Record excerpts:
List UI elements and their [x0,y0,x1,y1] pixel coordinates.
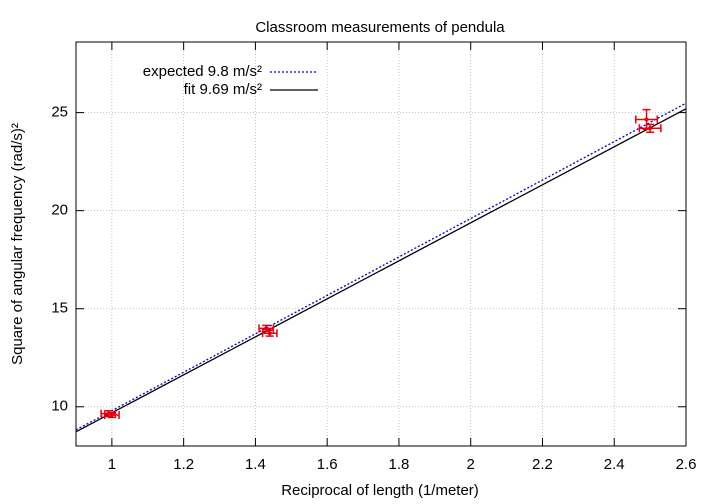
x-tick-label: 1.8 [389,456,410,473]
x-tick-label: 2.4 [604,456,625,473]
chart-title: Classroom measurements of pendula [255,19,505,36]
y-tick-label: 15 [51,300,68,317]
x-tick-label: 2 [467,456,475,473]
x-axis-label: Reciprocal of length (1/meter) [281,482,479,499]
fit-line [75,108,687,433]
data-point [109,413,114,418]
y-axis-label: Square of angular frequency (rad/s)² [9,123,26,365]
data-point [267,331,272,336]
fit-line [75,102,687,431]
legend-label: expected 9.8 m/s² [143,63,262,80]
data-point [644,117,649,122]
plot-border [75,41,687,447]
x-tick-label: 1.2 [173,456,194,473]
x-tick-label: 2.2 [532,456,553,473]
x-tick-label: 1 [108,456,116,473]
y-tick-label: 25 [51,104,68,121]
data-point [264,326,269,331]
data-point [648,126,653,131]
y-tick-label: 20 [51,202,68,219]
legend-label: fit 9.69 m/s² [184,81,262,98]
x-tick-label: 2.6 [676,456,697,473]
y-tick-label: 10 [51,398,68,415]
x-tick-label: 1.4 [245,456,266,473]
x-tick-label: 1.6 [317,456,338,473]
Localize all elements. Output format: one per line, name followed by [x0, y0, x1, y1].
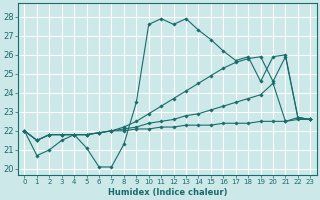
X-axis label: Humidex (Indice chaleur): Humidex (Indice chaleur) — [108, 188, 227, 197]
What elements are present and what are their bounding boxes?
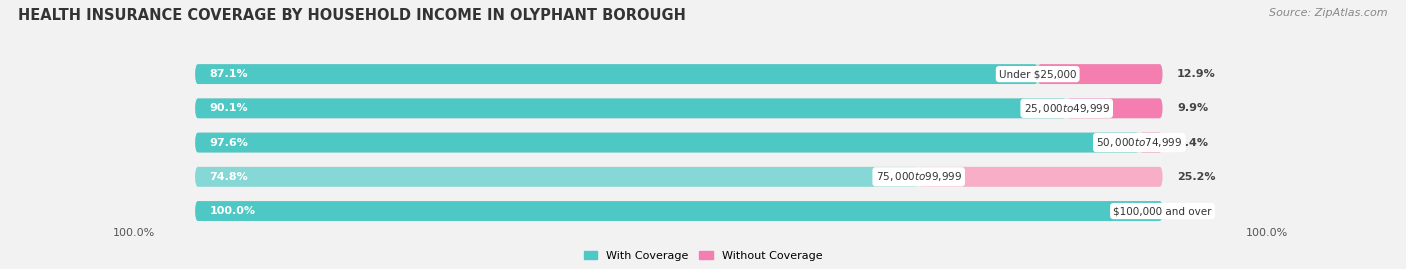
Text: Source: ZipAtlas.com: Source: ZipAtlas.com (1270, 8, 1388, 18)
Legend: With Coverage, Without Coverage: With Coverage, Without Coverage (579, 246, 827, 265)
FancyBboxPatch shape (1139, 133, 1163, 153)
Text: HEALTH INSURANCE COVERAGE BY HOUSEHOLD INCOME IN OLYPHANT BOROUGH: HEALTH INSURANCE COVERAGE BY HOUSEHOLD I… (18, 8, 686, 23)
Text: 90.1%: 90.1% (209, 103, 249, 113)
Text: 100.0%: 100.0% (1246, 228, 1288, 238)
FancyBboxPatch shape (195, 201, 1163, 221)
FancyBboxPatch shape (195, 133, 1163, 153)
Text: 12.9%: 12.9% (1177, 69, 1216, 79)
Text: Under $25,000: Under $25,000 (998, 69, 1077, 79)
Text: 25.2%: 25.2% (1177, 172, 1216, 182)
Text: 0.0%: 0.0% (1177, 206, 1208, 216)
Text: $75,000 to $99,999: $75,000 to $99,999 (876, 170, 962, 183)
Text: 97.6%: 97.6% (209, 137, 249, 148)
Text: $100,000 and over: $100,000 and over (1114, 206, 1212, 216)
Text: 2.4%: 2.4% (1177, 137, 1208, 148)
FancyBboxPatch shape (195, 167, 918, 187)
FancyBboxPatch shape (195, 167, 1163, 187)
Text: 87.1%: 87.1% (209, 69, 249, 79)
Text: $25,000 to $49,999: $25,000 to $49,999 (1024, 102, 1109, 115)
FancyBboxPatch shape (195, 98, 1163, 118)
Text: 74.8%: 74.8% (209, 172, 249, 182)
FancyBboxPatch shape (1067, 98, 1163, 118)
FancyBboxPatch shape (918, 167, 1163, 187)
Text: 9.9%: 9.9% (1177, 103, 1208, 113)
Text: 100.0%: 100.0% (209, 206, 256, 216)
FancyBboxPatch shape (195, 133, 1139, 153)
Text: 100.0%: 100.0% (112, 228, 155, 238)
FancyBboxPatch shape (195, 64, 1163, 84)
FancyBboxPatch shape (195, 201, 1163, 221)
FancyBboxPatch shape (195, 64, 1038, 84)
FancyBboxPatch shape (1038, 64, 1163, 84)
Text: $50,000 to $74,999: $50,000 to $74,999 (1097, 136, 1182, 149)
FancyBboxPatch shape (195, 98, 1067, 118)
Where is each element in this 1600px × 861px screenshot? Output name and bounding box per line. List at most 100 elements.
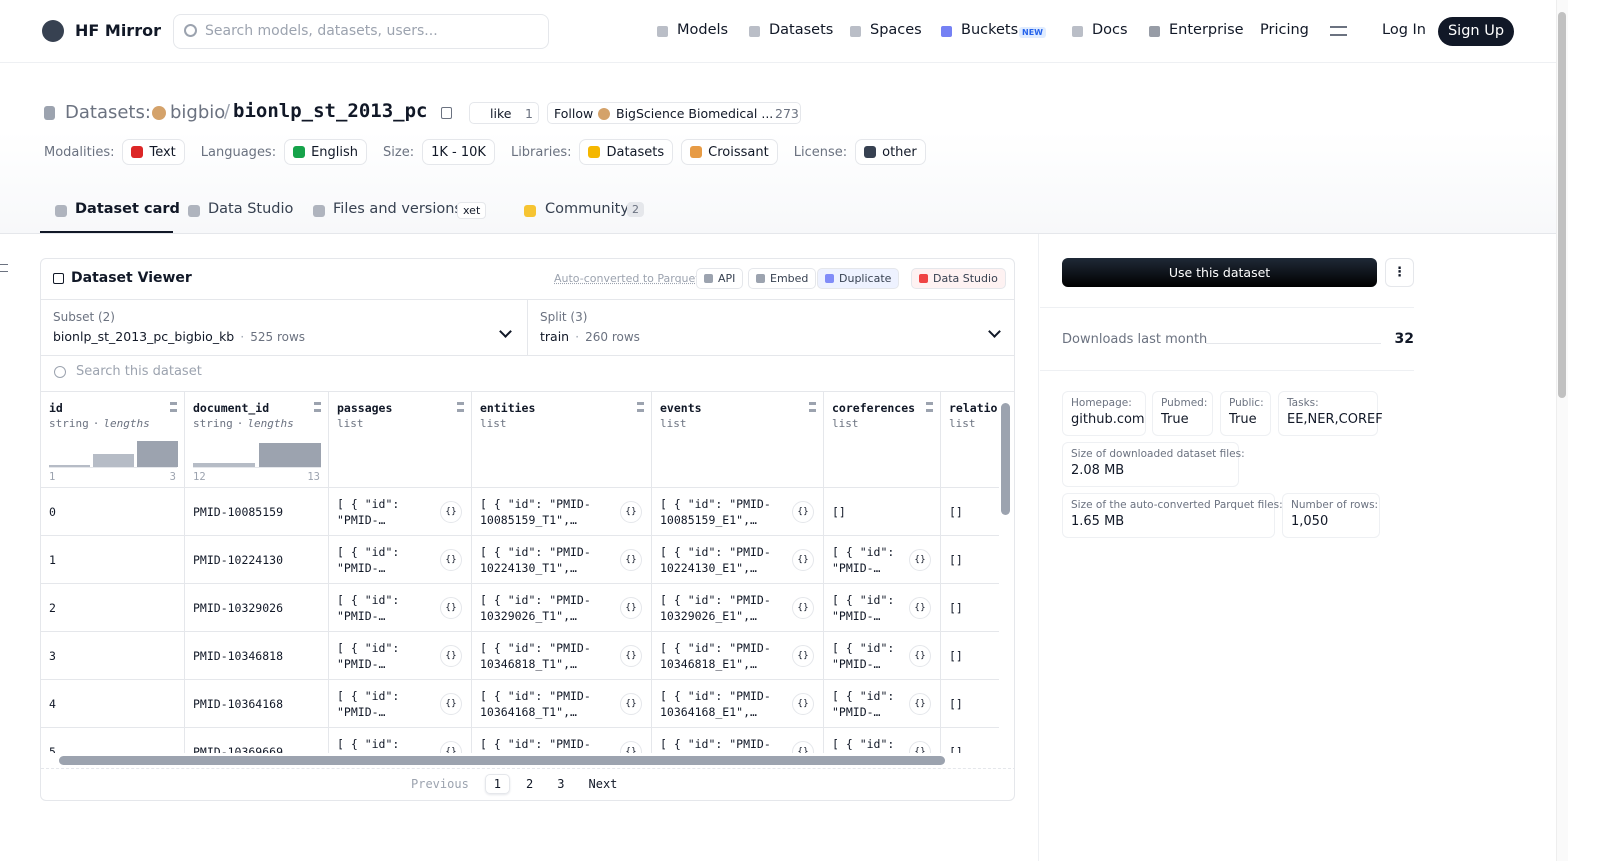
nav-link[interactable]: Pricing xyxy=(1260,22,1309,38)
signup[interactable]: Sign Up xyxy=(1438,17,1514,46)
sort-icon[interactable] xyxy=(809,402,816,412)
expand-json-icon[interactable]: {} xyxy=(792,501,814,523)
expand-json-icon[interactable]: {} xyxy=(909,693,931,715)
viewer-action[interactable]: Duplicate xyxy=(817,268,900,289)
nav-link[interactable]: Models xyxy=(677,22,729,38)
nav-link[interactable]: Docs xyxy=(1092,22,1128,38)
info-label: Number of rows: xyxy=(1291,499,1379,511)
expand-json-icon[interactable]: {} xyxy=(620,693,642,715)
action-label: Duplicate xyxy=(839,272,892,285)
action-label: Data Studio xyxy=(933,272,998,285)
viewer-action[interactable]: API xyxy=(696,268,744,289)
page-number[interactable]: 2 xyxy=(526,777,534,791)
tag-chip[interactable]: Text xyxy=(122,139,185,165)
expand-json-icon[interactable]: {} xyxy=(620,549,642,571)
expand-json-icon[interactable]: {} xyxy=(440,501,462,523)
nav-link[interactable]: Spaces xyxy=(870,22,922,38)
column-type-line: string · lengths xyxy=(49,417,150,430)
viewer-action[interactable]: Embed xyxy=(748,268,817,289)
chip-text: English xyxy=(311,144,359,160)
brand[interactable]: HF Mirror xyxy=(75,21,161,40)
tab-icon xyxy=(524,205,536,217)
expand-json-icon[interactable]: {} xyxy=(909,597,931,619)
prev-page[interactable]: Previous xyxy=(411,777,469,791)
subset-select[interactable]: Subset (2) bionlp_st_2013_pc_bigbio_kb · 52… xyxy=(41,300,527,356)
tab[interactable]: Community xyxy=(545,201,629,217)
expand-json-icon[interactable]: {} xyxy=(909,549,931,571)
tab[interactable]: Data Studio xyxy=(208,201,294,217)
col-line xyxy=(184,488,185,536)
page-number[interactable]: 3 xyxy=(557,777,565,791)
page-number[interactable]: 1 xyxy=(484,774,511,794)
expand-json-icon[interactable]: {} xyxy=(440,597,462,619)
tag-chip[interactable]: other xyxy=(855,139,926,165)
table-cell: PMID-10369669 xyxy=(193,745,284,753)
expand-json-icon[interactable]: {} xyxy=(440,693,462,715)
expand-json-icon[interactable]: {} xyxy=(792,549,814,571)
like-button[interactable]: like 1 xyxy=(469,102,539,124)
follow-button[interactable]: Follow BigScience Biomedical ... 273 xyxy=(547,102,801,124)
dataset-search[interactable]: Search this dataset xyxy=(76,364,202,379)
h-scrollbar[interactable] xyxy=(59,756,945,765)
expand-json-icon[interactable]: {} xyxy=(909,741,931,753)
split-select[interactable]: Split (3) train · 260 rows xyxy=(528,300,1014,356)
next-page[interactable]: Next xyxy=(588,777,618,791)
sort-icon[interactable] xyxy=(926,402,933,412)
col-line xyxy=(651,632,652,680)
v-scrollbar[interactable] xyxy=(1001,403,1010,515)
sort-icon[interactable] xyxy=(457,402,464,412)
menu-icon[interactable] xyxy=(1330,26,1347,36)
tab[interactable]: Dataset card xyxy=(75,201,180,217)
sort-icon[interactable] xyxy=(637,402,644,412)
page-scroll-thumb[interactable] xyxy=(1558,12,1566,398)
expand-json-icon[interactable]: {} xyxy=(440,549,462,571)
column-header: entities list xyxy=(472,392,652,488)
side-toggle[interactable] xyxy=(0,264,8,272)
login[interactable]: Log In xyxy=(1382,22,1426,38)
expand-json-icon[interactable]: {} xyxy=(792,597,814,619)
expand-json-icon[interactable]: {} xyxy=(620,645,642,667)
sort-icon[interactable] xyxy=(314,402,321,412)
expand-json-icon[interactable]: {} xyxy=(909,645,931,667)
expand-json-icon[interactable]: {} xyxy=(440,645,462,667)
sort-icon[interactable] xyxy=(170,402,177,412)
table-cell: 3 xyxy=(49,649,56,663)
chip-text: 1K - 10K xyxy=(431,144,486,160)
col-line xyxy=(328,488,329,536)
tag-chip[interactable]: English xyxy=(284,139,368,165)
expand-json-icon[interactable]: {} xyxy=(792,693,814,715)
table-cell: 0 xyxy=(49,505,56,519)
use-dataset[interactable]: Use this dataset xyxy=(1062,258,1377,287)
dot: · xyxy=(92,417,100,430)
viewer-action[interactable]: Data Studio xyxy=(911,268,1006,289)
copy-icon[interactable] xyxy=(441,107,452,119)
nav-link[interactable]: Enterprise xyxy=(1169,22,1244,38)
auto-converted[interactable]: Auto-converted to Parquet xyxy=(554,272,700,285)
split-select-value-line: train · 260 rows xyxy=(540,329,640,344)
tag-chip[interactable]: Croissant xyxy=(681,139,778,165)
tag-chip[interactable]: Datasets xyxy=(579,139,674,165)
tab[interactable]: Files and versions xyxy=(333,201,462,217)
expand-json-icon[interactable]: {} xyxy=(792,645,814,667)
rule xyxy=(41,768,1014,769)
nav-link[interactable]: Datasets xyxy=(769,22,834,38)
dataset-name[interactable]: bionlp_st_2013_pc xyxy=(233,100,428,122)
tag-chip[interactable]: 1K - 10K xyxy=(422,139,495,165)
more-button[interactable]: ⋮ xyxy=(1385,258,1414,287)
expand-json-icon[interactable]: {} xyxy=(620,597,642,619)
nav-link[interactable]: Buckets xyxy=(961,22,1019,38)
owner[interactable]: bigbio xyxy=(170,102,226,123)
expand-json-icon[interactable]: {} xyxy=(792,741,814,753)
table-cell: [ { "id": "PMID-… xyxy=(832,593,895,623)
expand-json-icon[interactable]: {} xyxy=(440,741,462,753)
column-name: events xyxy=(660,401,702,415)
column-type: list xyxy=(480,417,507,430)
search-placeholder: Search models, datasets, users... xyxy=(205,23,438,39)
search-box[interactable]: Search models, datasets, users... xyxy=(173,14,549,49)
viewer-title: Dataset Viewer xyxy=(71,270,192,286)
expand-json-icon[interactable]: {} xyxy=(620,741,642,753)
expand-json-icon[interactable]: {} xyxy=(620,501,642,523)
row-line xyxy=(41,727,999,728)
col-line xyxy=(328,536,329,584)
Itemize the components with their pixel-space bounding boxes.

Given exercise:
Output as a Markdown table with columns "Line No." and "Entry" the lines starting at the one containing "x-tick-label: 1.8 [389,456,410,473]" and ending at the one containing "x-tick-label: 1.2 [173,456,194,473]", omitting any blank lines. Number the lines in sequence.

The result:
| Line No. | Entry |
|---|---|
| 1 | x-tick-label: 1.8 [389,456,410,473] |
| 2 | x-tick-label: 2.4 [604,456,625,473] |
| 3 | chart-title: Classroom measurements of pendula [255,19,505,36] |
| 4 | y-tick-label: 15 [51,300,68,317] |
| 5 | x-tick-label: 2 [467,456,475,473] |
| 6 | x-axis-label: Reciprocal of length (1/meter) [281,482,479,499] |
| 7 | fit-line [75,108,687,433] |
| 8 | data-point [109,413,114,418] |
| 9 | y-axis-label: Square of angular frequency (rad/s)² [9,123,26,365] |
| 10 | data-point [267,331,272,336] |
| 11 | fit-line [75,102,687,431] |
| 12 | legend-label: expected 9.8 m/s² [143,63,262,80] |
| 13 | data-point [644,117,649,122] |
| 14 | plot-border [75,41,687,447] |
| 15 | x-tick-label: 1.2 [173,456,194,473] |